***** Given records *****

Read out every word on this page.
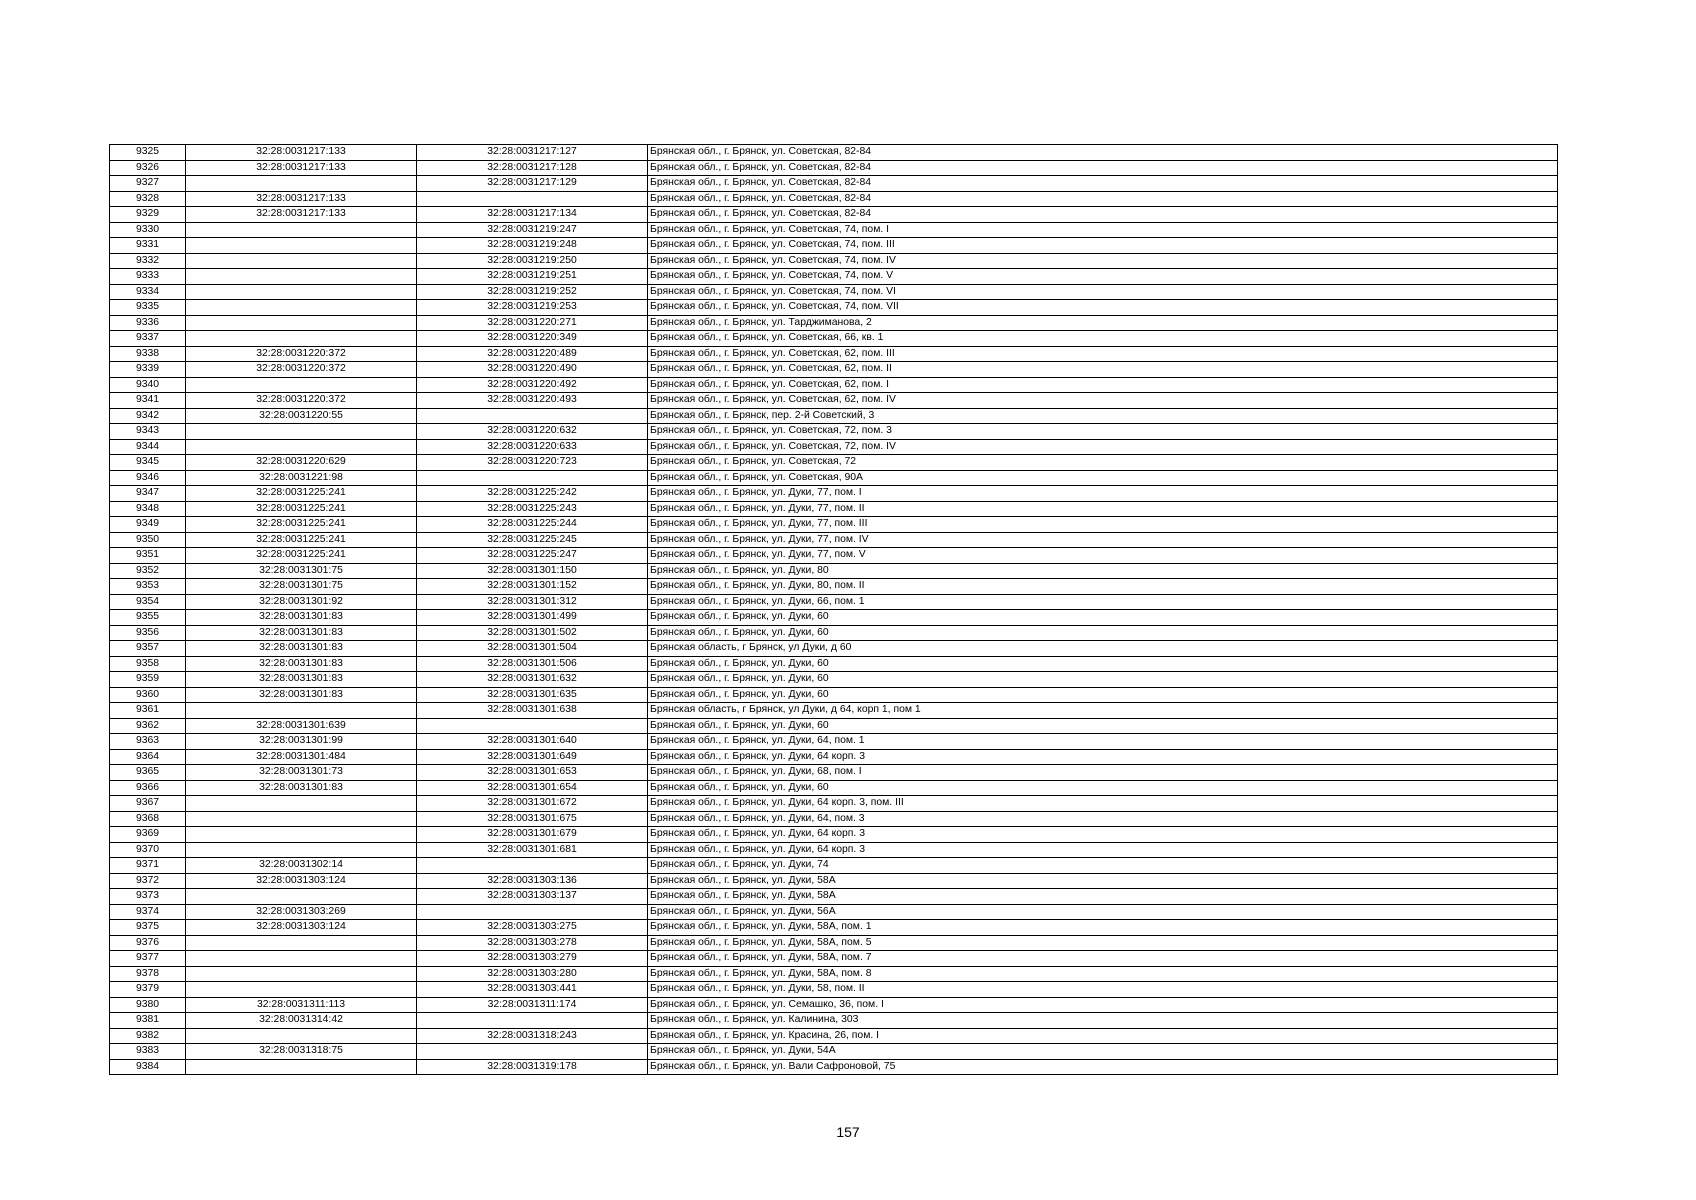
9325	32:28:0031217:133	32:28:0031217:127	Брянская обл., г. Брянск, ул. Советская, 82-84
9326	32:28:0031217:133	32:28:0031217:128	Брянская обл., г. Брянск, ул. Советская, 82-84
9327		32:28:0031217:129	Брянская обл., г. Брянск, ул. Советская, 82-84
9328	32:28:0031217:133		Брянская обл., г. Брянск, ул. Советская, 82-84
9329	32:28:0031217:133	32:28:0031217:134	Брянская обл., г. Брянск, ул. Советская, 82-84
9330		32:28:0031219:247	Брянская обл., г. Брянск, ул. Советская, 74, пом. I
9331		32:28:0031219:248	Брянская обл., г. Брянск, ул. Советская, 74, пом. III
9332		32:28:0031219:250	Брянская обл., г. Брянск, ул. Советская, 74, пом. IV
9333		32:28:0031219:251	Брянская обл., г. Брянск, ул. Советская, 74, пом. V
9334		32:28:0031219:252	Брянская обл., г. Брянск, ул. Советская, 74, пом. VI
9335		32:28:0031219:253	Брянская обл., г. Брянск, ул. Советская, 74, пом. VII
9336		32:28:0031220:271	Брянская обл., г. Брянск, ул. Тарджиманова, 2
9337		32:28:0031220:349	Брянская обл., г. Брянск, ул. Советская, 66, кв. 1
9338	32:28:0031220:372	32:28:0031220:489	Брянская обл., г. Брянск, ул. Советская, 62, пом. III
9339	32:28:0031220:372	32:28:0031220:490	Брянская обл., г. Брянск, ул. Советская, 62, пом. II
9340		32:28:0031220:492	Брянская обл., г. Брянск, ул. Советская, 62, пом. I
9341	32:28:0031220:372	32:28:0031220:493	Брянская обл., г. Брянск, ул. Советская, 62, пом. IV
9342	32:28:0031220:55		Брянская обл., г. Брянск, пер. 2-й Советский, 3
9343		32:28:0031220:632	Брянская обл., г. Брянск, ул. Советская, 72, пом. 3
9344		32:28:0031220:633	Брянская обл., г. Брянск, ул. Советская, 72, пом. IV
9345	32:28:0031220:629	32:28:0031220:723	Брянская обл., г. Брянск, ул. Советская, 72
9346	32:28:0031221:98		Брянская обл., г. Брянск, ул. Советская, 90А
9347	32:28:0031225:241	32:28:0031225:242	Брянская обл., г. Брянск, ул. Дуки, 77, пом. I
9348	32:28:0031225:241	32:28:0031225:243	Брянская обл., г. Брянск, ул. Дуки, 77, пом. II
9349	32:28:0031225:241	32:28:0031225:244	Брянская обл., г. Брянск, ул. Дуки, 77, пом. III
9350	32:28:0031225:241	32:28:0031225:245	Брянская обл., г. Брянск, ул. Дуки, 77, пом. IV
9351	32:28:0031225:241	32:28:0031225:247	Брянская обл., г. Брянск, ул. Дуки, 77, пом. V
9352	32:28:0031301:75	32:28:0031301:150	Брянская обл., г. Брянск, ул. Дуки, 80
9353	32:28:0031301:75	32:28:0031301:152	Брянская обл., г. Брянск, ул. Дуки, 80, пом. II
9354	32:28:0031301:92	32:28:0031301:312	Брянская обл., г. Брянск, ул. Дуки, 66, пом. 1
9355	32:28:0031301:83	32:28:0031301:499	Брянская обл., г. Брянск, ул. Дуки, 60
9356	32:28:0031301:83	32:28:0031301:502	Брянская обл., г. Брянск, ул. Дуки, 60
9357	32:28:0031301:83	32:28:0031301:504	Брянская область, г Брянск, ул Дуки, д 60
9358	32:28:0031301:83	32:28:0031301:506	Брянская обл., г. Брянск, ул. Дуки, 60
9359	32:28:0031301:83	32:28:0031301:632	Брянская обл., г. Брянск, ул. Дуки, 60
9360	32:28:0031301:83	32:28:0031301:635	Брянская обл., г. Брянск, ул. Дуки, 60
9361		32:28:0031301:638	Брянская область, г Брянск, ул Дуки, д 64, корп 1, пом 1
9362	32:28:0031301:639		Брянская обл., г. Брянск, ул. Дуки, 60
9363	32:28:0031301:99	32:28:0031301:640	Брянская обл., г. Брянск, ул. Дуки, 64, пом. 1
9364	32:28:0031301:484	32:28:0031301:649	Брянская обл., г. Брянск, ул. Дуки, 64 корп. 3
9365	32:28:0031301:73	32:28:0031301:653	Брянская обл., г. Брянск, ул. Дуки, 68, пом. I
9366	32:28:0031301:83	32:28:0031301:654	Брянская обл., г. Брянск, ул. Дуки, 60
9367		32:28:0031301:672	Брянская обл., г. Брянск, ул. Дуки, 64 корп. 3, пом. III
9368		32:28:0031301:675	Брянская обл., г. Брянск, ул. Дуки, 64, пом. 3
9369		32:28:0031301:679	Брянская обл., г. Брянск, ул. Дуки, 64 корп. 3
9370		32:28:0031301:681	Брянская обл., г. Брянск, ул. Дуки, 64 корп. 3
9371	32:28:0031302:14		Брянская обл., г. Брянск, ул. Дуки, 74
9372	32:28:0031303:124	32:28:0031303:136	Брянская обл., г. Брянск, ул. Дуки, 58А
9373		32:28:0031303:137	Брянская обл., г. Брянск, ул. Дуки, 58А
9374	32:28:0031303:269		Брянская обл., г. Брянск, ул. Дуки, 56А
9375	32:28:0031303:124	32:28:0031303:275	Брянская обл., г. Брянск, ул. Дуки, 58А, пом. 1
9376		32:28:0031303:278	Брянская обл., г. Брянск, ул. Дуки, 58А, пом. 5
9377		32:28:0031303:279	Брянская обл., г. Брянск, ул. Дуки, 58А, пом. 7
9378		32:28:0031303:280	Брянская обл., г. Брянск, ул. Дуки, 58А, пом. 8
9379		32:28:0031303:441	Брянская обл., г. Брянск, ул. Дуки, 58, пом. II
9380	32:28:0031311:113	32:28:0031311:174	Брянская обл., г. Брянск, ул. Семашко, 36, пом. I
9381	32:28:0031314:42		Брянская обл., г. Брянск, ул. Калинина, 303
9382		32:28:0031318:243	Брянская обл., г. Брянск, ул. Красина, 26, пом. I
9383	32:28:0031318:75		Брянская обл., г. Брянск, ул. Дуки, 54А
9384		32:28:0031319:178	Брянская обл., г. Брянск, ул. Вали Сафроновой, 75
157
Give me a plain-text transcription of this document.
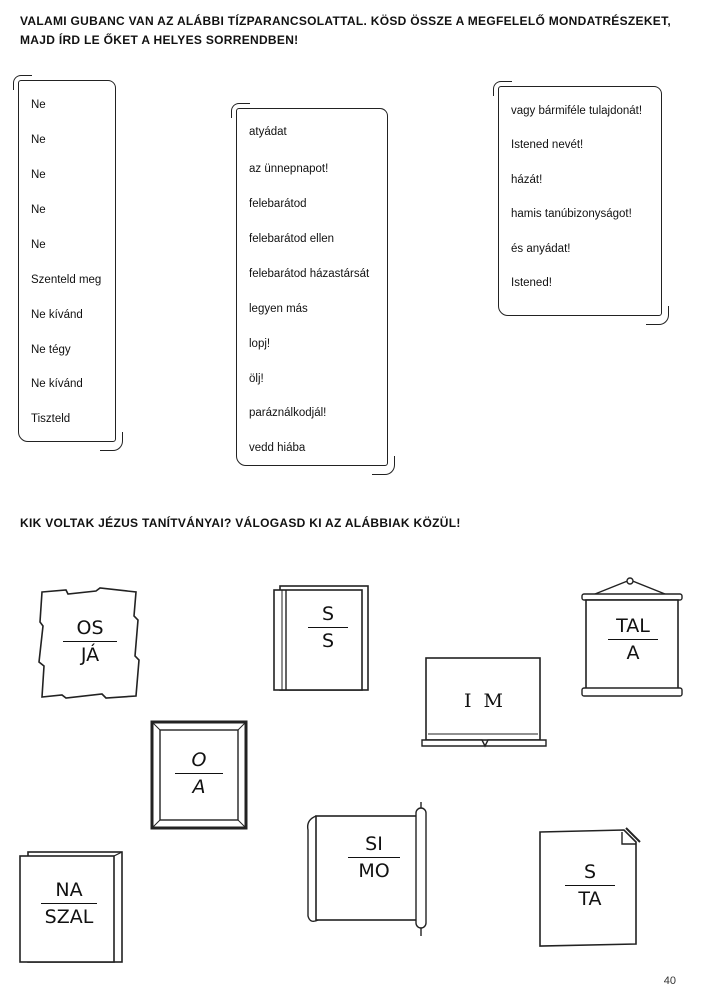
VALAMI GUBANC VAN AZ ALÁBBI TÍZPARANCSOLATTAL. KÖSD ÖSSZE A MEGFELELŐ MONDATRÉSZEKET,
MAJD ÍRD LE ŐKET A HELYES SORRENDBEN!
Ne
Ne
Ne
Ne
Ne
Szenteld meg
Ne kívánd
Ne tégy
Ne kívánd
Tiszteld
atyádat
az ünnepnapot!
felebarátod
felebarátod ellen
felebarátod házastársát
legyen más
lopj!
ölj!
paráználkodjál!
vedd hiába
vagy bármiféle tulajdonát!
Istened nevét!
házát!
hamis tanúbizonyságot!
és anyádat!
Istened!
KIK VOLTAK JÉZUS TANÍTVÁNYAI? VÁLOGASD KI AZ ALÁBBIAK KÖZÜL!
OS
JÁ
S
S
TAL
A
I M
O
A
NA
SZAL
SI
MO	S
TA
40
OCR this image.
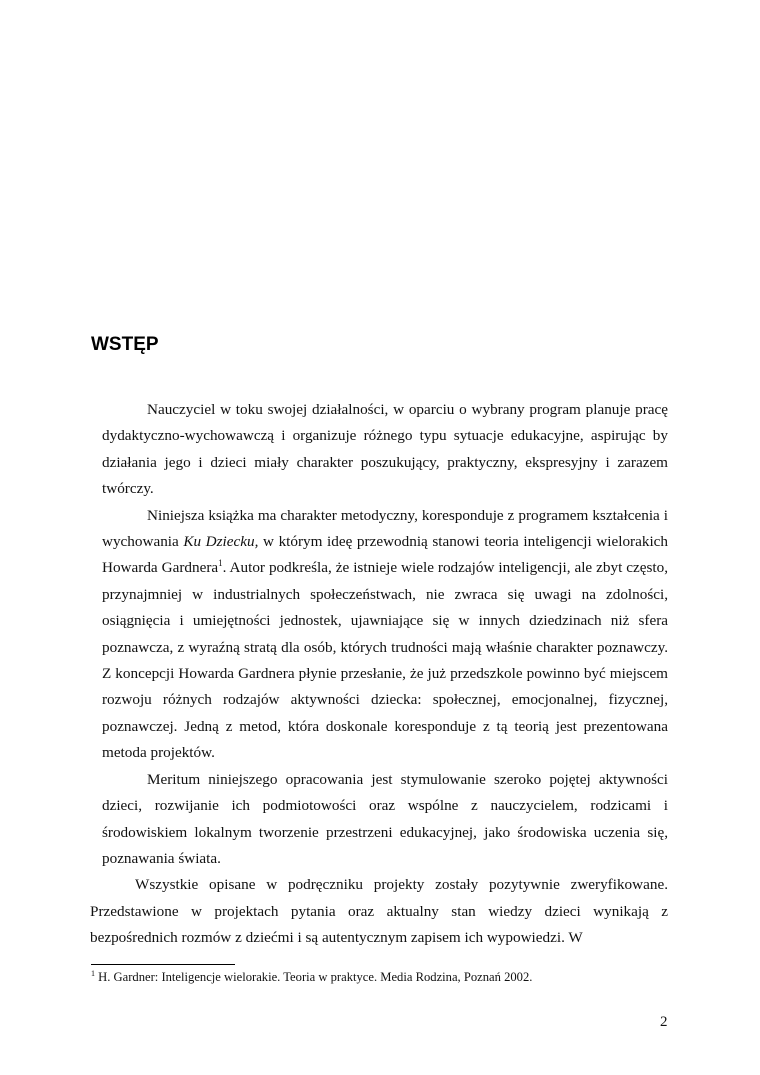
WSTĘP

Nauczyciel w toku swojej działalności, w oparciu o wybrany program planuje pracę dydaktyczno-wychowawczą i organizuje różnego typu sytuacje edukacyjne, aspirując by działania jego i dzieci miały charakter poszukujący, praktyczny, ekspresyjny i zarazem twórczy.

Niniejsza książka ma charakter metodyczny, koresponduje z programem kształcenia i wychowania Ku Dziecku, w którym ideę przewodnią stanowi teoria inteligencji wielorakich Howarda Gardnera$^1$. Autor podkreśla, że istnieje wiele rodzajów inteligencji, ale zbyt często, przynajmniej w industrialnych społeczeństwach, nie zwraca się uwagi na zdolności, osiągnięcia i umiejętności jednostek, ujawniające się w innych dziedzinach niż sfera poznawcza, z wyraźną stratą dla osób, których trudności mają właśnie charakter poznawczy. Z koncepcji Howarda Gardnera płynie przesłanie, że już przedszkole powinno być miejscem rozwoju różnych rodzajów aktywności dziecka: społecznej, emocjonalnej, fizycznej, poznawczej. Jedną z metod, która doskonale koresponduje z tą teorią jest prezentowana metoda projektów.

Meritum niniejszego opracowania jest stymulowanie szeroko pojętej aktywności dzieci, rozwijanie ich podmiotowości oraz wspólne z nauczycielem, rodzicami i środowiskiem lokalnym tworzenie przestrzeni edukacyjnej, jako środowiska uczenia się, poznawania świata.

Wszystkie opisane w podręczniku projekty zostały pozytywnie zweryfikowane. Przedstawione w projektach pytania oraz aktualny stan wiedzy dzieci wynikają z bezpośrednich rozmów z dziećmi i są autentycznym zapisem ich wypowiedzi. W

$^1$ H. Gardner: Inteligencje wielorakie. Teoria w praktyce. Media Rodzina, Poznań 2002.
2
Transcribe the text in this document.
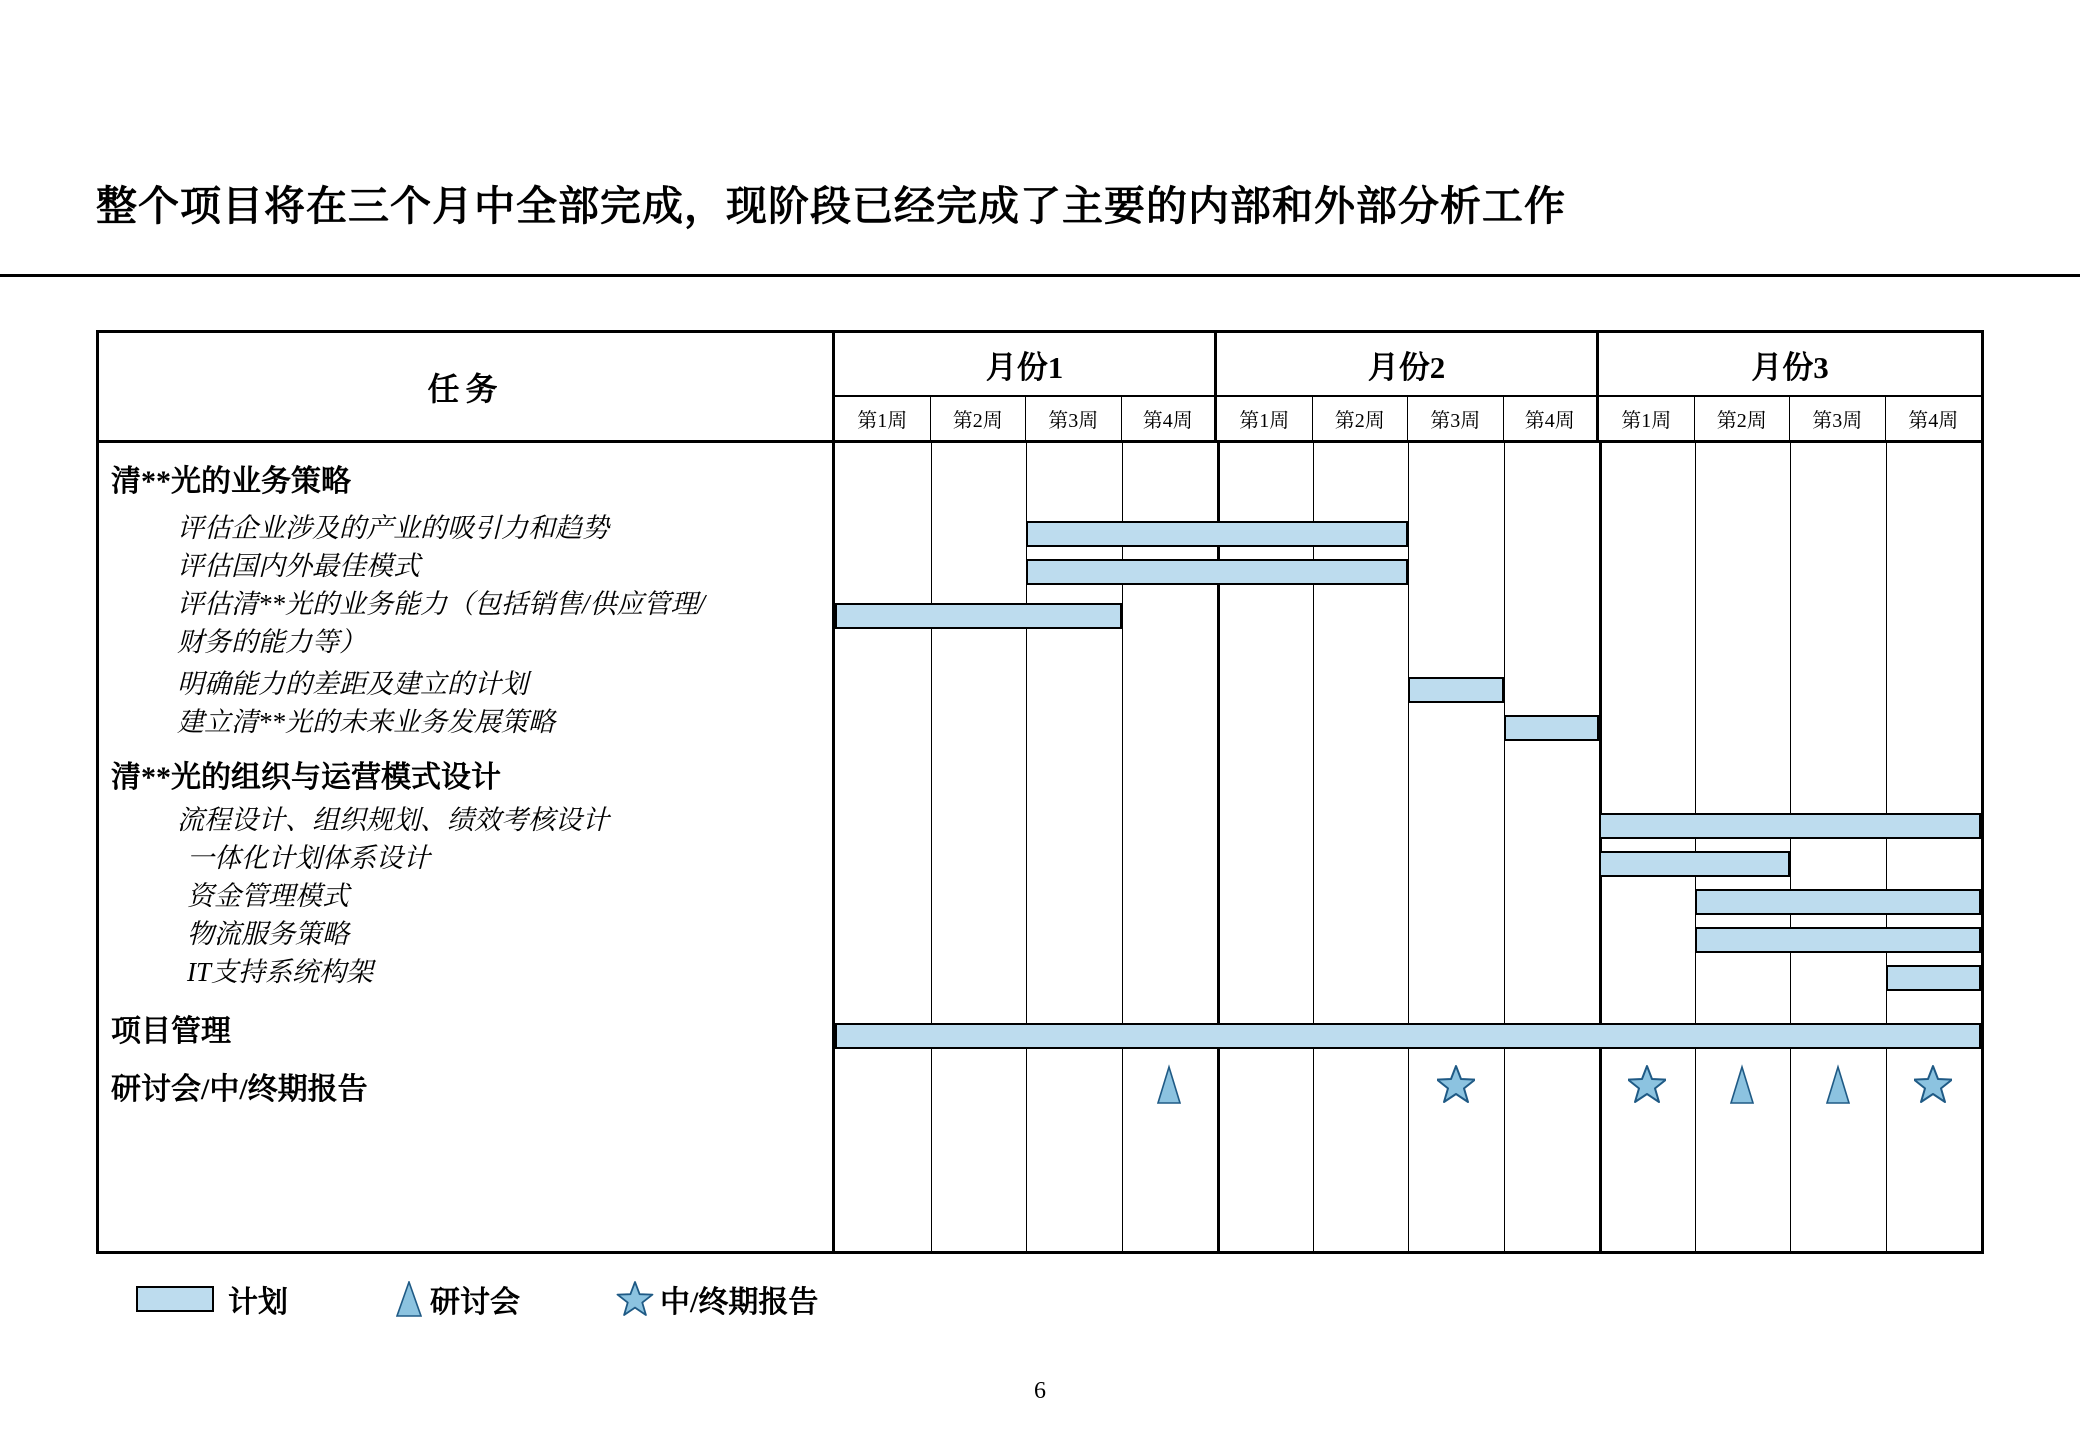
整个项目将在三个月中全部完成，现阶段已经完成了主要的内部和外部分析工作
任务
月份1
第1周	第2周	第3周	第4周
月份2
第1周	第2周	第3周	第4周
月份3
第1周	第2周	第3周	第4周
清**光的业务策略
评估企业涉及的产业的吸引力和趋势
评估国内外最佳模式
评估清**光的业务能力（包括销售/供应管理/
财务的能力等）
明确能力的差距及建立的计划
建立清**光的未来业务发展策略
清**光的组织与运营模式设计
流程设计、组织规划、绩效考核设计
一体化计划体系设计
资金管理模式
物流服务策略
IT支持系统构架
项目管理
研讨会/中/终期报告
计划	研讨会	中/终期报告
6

*****

__Written request__
From the listing above, return each line with the word "charakter".

__Written answer__
Nauczyciel w toku swojej działalności, w oparciu o wybrany program planuje pracę dydaktyczno-wychowawczą i organizuje różnego typu sytuacje edukacyjne, aspirując by działania jego i dzieci miały charakter poszukujący, praktyczny, ekspresyjny i zarazem twórczy.
Niniejsza książka ma charakter metodyczny, koresponduje z programem kształcenia i wychowania Ku Dziecku, w którym ideę przewodnią stanowi teoria inteligencji wielorakich Howarda Gardnera$^1$. Autor podkreśla, że istnieje wiele rodzajów inteligencji, ale zbyt często, przynajmniej w industrialnych społeczeństwach, nie zwraca się uwagi na zdolności, osiągnięcia i umiejętności jednostek, ujawniające się w innych dziedzinach niż sfera poznawcza, z wyraźną stratą dla osób, których trudności mają właśnie charakter poznawczy. Z koncepcji Howarda Gardnera płynie przesłanie, że już przedszkole powinno być miejscem rozwoju różnych rodzajów aktywności dziecka: społecznej, emocjonalnej, fizycznej, poznawczej. Jedną z metod, która doskonale koresponduje z tą teorią jest prezentowana metoda projektów.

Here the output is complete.